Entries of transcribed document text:
--- START ---

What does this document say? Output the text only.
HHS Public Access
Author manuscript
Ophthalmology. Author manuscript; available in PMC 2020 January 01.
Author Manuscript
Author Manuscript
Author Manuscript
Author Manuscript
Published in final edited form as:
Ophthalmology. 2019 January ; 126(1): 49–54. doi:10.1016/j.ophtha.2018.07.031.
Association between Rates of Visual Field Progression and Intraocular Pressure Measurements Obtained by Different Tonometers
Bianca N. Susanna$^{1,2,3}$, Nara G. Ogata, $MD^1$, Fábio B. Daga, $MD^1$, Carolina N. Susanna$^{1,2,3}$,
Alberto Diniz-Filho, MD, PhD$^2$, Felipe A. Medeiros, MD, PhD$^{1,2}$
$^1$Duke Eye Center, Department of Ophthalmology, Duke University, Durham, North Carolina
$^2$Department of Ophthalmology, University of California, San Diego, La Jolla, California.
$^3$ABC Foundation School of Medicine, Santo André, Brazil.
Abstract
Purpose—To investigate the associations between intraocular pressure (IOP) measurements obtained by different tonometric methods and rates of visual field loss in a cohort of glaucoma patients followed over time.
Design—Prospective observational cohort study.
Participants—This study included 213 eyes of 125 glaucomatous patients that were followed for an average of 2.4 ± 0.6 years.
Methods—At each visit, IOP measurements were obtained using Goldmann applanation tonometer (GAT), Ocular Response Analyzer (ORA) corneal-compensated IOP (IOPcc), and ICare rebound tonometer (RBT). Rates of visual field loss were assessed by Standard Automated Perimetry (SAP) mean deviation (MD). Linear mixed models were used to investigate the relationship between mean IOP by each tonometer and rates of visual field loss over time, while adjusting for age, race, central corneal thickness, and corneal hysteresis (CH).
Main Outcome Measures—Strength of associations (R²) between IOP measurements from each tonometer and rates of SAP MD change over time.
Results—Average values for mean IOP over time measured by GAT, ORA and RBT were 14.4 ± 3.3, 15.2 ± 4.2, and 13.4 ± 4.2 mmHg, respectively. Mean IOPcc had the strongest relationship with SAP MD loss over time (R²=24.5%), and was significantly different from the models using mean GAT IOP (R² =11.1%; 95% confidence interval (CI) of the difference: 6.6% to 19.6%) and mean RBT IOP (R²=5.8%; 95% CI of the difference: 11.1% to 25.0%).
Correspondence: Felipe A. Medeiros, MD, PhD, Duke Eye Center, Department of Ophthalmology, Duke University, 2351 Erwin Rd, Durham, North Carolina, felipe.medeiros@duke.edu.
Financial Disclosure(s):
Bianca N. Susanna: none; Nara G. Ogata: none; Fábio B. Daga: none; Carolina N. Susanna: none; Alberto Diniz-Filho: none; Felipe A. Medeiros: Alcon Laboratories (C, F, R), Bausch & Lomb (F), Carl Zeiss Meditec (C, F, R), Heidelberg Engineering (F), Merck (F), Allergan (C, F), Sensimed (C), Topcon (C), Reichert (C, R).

--- END ---

§ **WHAT YOU NEED TO DO**: Where a line in the data contains the string "Center", add it to your count, and give only the final number.

§ **COMPLETED EXERCISE**: 2